### Extracted text

Maya Dalinsky: I met her through that work with you and then through the workshop. It was also nice to meet her also through her relationship to Contredanse. I saw her once when she was preparing her video game. I came as an audience to support and see what she was busy with, that was very exciting. And then she came to my house once, to do my videowalking piece.
Anouk Llaurens: I remember that. Let's talk about that later. I’m slowing down the beginning.
Maya Dalinsky: It's nice to remember all the instances. I feel that I worked much more with you and Julien, that was ongoing, and then the appearances of Lisa Nelson in the flesh are quite few in my personal timeline, but very specific. What I’ve always identified with, or what I find still inspiring today, is to have a dance artist who didn’t really join any companies or produce spectacles and diverted her attention into many different kinds of activities, to feed her own interest and sustain her own survival. I find that really inspiring and very courageous. I think it's not easy to follow your own interest and stand by that, invest in it, reinvest in it and develop tools to keep going, even when there’s no outside force giving continuity, like recognition from society. I find that very touching.

### Required task
According to the interview excerpt above, why does Maya Dalinsky find Lisa Nelson's path inspiring and courageous? Answer in one to three sentences.

### Information shown
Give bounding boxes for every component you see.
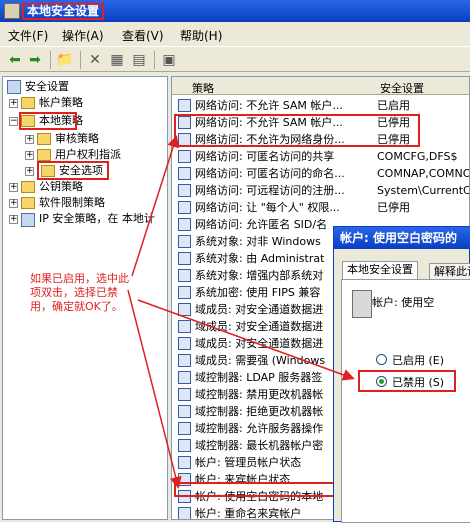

### Task result
Lisa Nelson did not join companies or produce spectacles. Instead, she turned her attention to many kinds of activities to feed her own interest and sustain her survival. Maya Dalinsky calls this courageous because it is not easy to follow and keep investing in one's own interest and develop tools to keep going when no outside force, such as recognition from society, gives continuity.